— Start —

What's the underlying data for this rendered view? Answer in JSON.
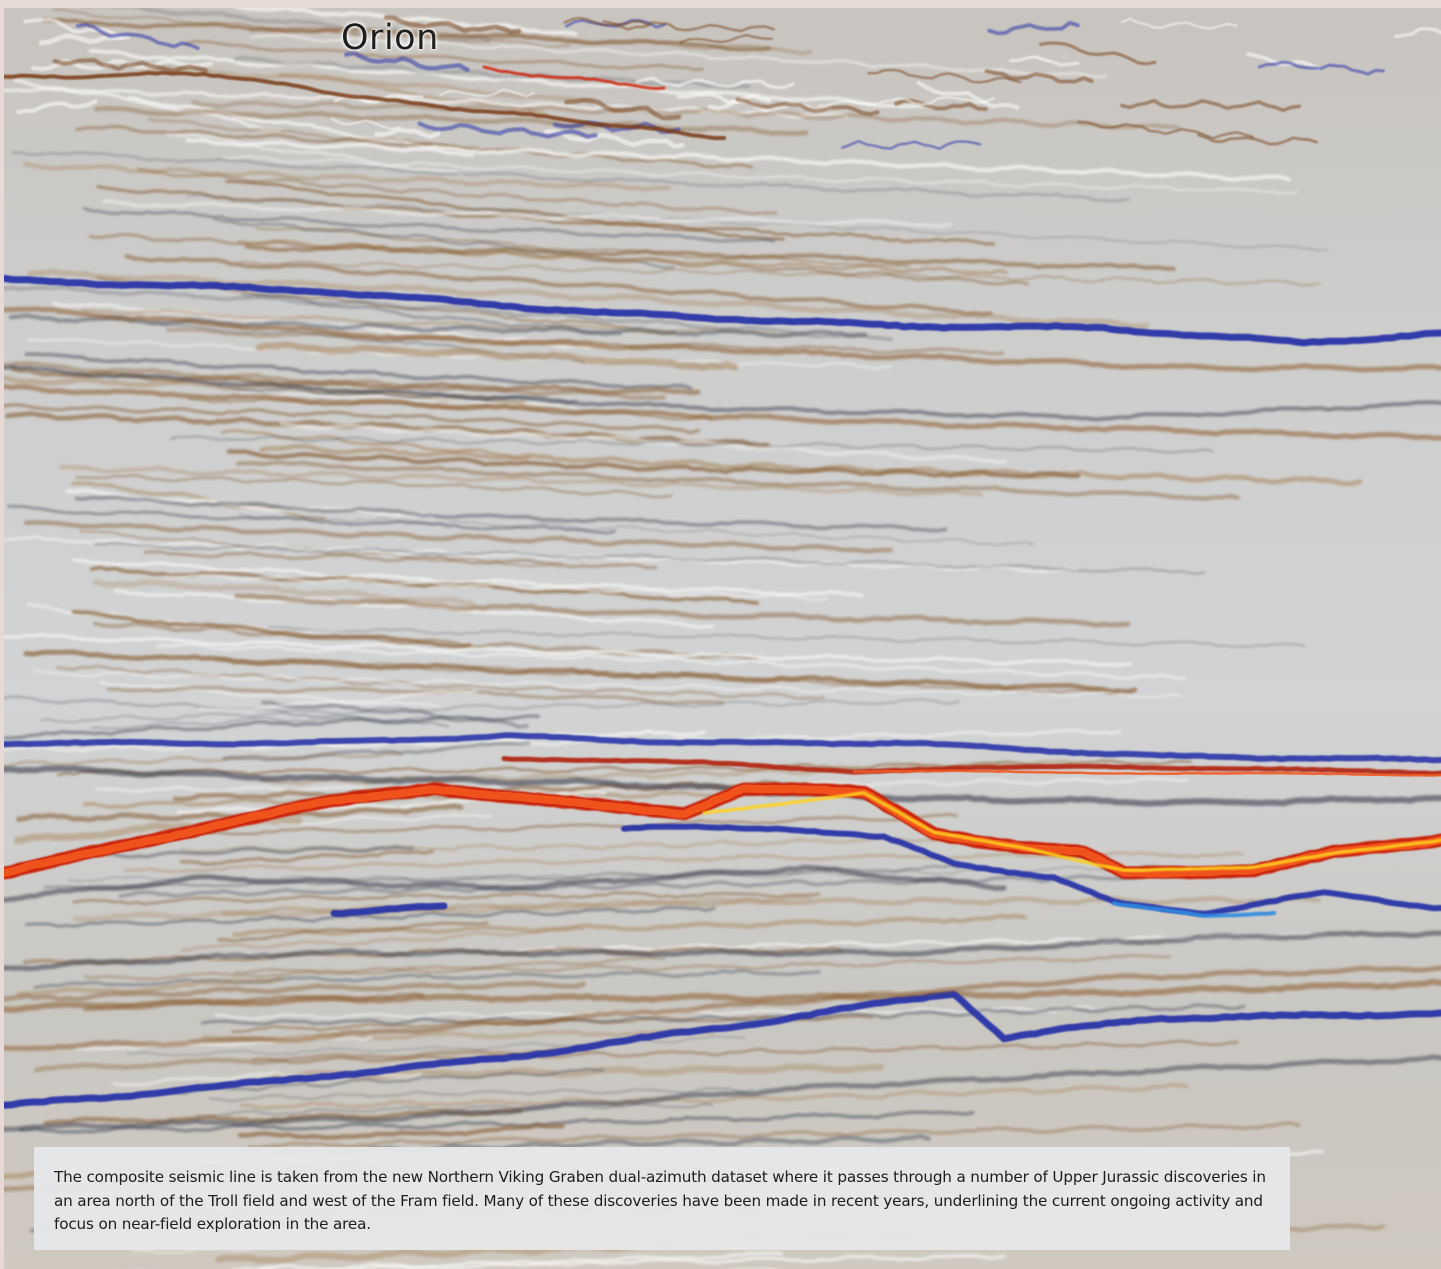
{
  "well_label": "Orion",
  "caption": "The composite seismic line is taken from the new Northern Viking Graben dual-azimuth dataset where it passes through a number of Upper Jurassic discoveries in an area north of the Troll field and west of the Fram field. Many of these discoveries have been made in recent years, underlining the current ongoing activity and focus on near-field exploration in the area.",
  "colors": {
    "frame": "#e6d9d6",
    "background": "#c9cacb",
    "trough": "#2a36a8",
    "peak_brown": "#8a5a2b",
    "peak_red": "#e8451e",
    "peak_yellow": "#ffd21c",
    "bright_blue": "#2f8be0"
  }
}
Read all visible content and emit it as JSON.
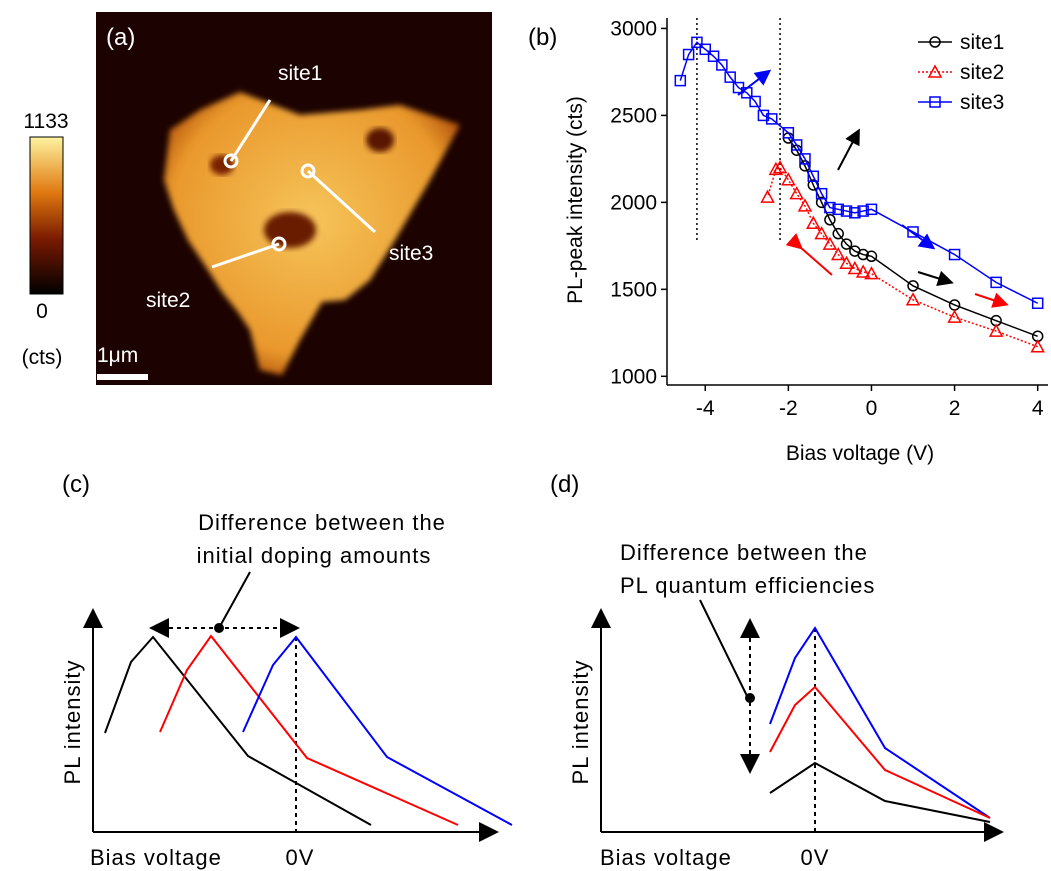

— End —
— Start —

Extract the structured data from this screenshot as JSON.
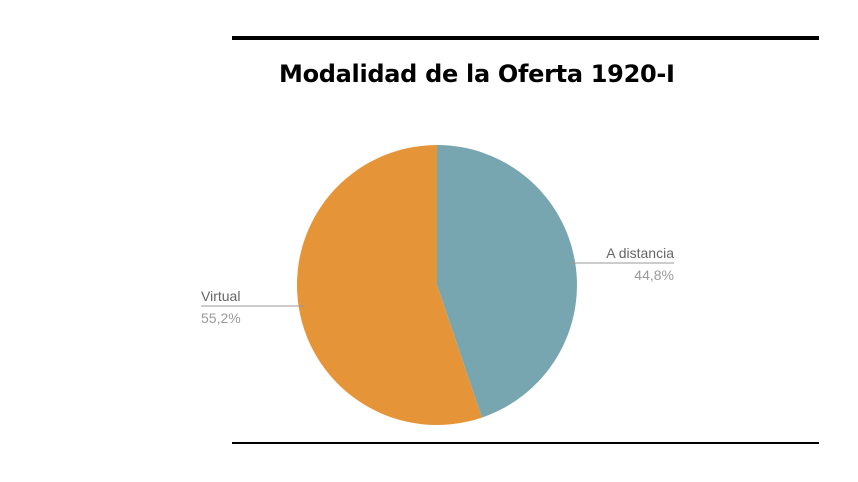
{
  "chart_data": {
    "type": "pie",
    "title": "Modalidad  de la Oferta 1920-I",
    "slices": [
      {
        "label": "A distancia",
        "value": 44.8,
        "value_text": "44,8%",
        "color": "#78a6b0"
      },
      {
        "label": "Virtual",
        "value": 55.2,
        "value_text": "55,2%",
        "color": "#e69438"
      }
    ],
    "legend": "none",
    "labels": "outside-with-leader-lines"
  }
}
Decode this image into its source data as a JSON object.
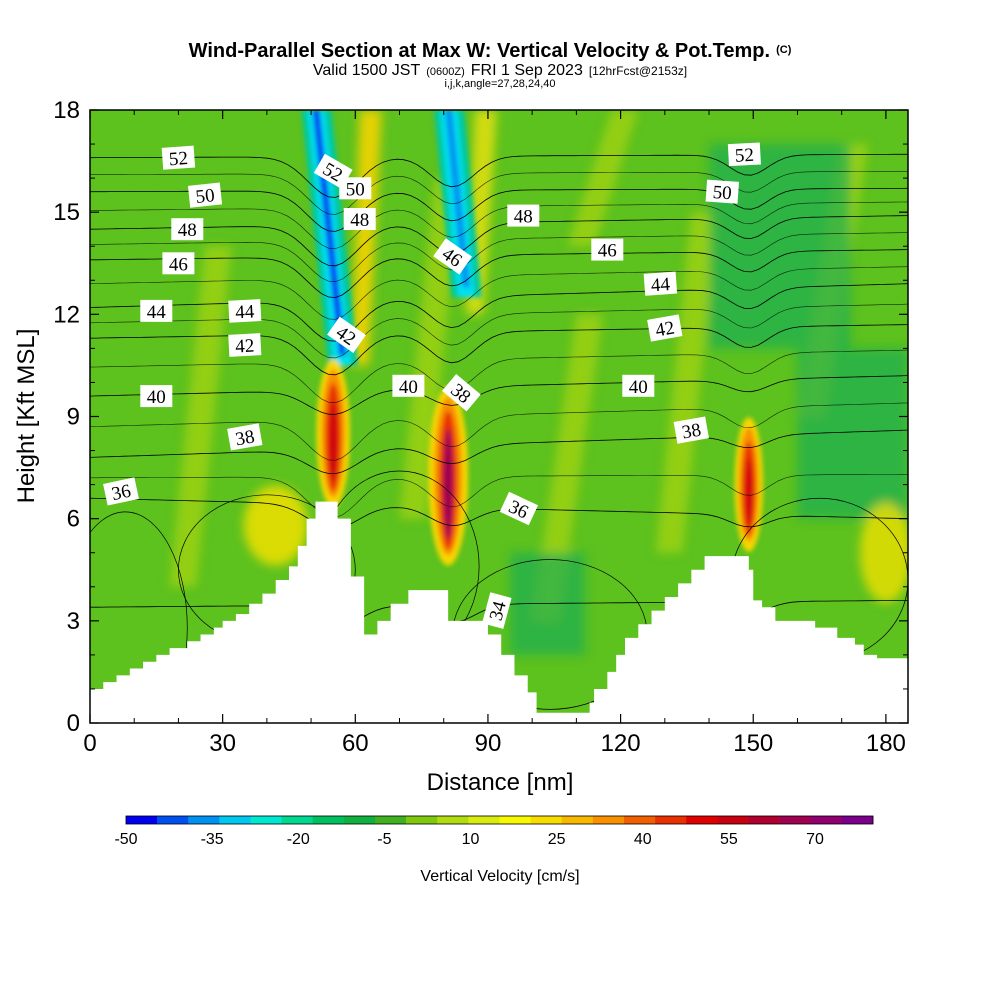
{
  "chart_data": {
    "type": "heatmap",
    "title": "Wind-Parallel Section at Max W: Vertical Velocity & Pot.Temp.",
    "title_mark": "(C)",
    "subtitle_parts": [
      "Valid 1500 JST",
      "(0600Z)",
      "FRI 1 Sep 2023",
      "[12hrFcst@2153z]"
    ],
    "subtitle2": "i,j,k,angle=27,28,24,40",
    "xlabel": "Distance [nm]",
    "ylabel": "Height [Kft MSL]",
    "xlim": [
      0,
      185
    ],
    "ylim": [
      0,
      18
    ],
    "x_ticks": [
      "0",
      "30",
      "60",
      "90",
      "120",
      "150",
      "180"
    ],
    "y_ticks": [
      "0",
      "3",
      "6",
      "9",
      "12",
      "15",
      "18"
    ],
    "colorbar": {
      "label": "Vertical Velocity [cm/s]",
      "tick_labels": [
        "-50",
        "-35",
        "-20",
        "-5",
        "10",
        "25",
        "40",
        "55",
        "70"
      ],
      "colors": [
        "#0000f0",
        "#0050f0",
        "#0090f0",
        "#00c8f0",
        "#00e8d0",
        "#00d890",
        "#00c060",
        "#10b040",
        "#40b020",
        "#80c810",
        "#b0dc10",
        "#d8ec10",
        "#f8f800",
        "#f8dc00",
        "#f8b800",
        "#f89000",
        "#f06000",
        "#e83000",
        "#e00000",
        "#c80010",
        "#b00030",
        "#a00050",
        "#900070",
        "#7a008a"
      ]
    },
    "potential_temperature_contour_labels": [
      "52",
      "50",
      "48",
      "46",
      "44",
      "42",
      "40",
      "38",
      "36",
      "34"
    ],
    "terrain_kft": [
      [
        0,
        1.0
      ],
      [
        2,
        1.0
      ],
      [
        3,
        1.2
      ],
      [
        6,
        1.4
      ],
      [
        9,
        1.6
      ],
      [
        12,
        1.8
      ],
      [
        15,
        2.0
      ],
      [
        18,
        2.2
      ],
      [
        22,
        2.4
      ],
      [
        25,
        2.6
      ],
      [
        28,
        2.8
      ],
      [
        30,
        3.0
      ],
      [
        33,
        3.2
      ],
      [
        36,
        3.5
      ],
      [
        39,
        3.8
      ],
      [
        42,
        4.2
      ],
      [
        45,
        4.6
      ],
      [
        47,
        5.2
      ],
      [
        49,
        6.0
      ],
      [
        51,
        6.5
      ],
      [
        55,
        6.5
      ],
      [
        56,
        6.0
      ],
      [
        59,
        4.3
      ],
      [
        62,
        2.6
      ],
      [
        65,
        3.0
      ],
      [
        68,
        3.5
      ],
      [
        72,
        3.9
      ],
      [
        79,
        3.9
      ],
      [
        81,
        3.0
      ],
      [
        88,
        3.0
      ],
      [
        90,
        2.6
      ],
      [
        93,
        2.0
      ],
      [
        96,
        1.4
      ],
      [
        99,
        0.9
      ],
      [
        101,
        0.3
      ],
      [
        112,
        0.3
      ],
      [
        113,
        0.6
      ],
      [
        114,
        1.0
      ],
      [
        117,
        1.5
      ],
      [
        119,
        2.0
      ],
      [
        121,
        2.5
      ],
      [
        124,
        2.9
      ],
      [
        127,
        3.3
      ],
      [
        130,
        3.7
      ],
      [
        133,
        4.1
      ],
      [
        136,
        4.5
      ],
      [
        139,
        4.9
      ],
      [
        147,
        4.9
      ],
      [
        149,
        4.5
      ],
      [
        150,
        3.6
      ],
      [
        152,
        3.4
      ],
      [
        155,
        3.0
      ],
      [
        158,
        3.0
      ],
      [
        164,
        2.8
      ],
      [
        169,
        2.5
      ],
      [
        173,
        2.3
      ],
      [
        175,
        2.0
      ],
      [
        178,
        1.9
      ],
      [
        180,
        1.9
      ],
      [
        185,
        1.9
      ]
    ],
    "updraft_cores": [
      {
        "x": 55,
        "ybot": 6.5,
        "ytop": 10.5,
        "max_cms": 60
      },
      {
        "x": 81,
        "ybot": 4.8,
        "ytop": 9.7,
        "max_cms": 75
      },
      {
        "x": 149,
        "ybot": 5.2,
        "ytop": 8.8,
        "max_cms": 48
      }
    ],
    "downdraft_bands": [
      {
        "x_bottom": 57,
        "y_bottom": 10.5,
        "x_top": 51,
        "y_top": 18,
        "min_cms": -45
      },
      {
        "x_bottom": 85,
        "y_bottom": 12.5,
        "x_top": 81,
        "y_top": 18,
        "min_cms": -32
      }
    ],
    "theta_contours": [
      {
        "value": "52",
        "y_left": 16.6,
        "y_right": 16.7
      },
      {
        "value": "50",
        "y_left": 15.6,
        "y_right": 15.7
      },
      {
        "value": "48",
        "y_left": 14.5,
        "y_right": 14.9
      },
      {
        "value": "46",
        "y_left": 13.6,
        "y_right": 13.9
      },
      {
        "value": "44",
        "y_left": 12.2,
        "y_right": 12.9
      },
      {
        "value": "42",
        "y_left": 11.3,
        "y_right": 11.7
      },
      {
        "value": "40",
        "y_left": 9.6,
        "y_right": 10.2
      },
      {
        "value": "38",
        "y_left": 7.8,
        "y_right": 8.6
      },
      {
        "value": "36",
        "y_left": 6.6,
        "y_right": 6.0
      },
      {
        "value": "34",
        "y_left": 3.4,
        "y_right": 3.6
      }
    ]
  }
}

— End —

**REQUIRED TASK**
Give the lines above again exactly, from the one containing "What's the underlying" to the one containing "Read all visible content and emit it as JSON.", both included, but leave out the pictures.

**EXERCISE SOLUTION**
What's the underlying data for this rendered view? Answer in JSON.
{
  "well_label": "Orion",
  "caption": "The composite seismic line is taken from the new Northern Viking Graben dual-azimuth dataset where it passes through a number of Upper Jurassic discoveries in an area north of the Troll field and west of the Fram field. Many of these discoveries have been made in recent years, underlining the current ongoing activity and focus on near-field exploration in the area.",
  "colors": {
    "frame": "#e6d9d6",
    "background": "#c9cacb",
    "trough": "#2a36a8",
    "peak_brown": "#8a5a2b",
    "peak_red": "#e8451e",
    "peak_yellow": "#ffd21c",
    "bright_blue": "#2f8be0"
  }
}
Read all visible content and emit it as JSON.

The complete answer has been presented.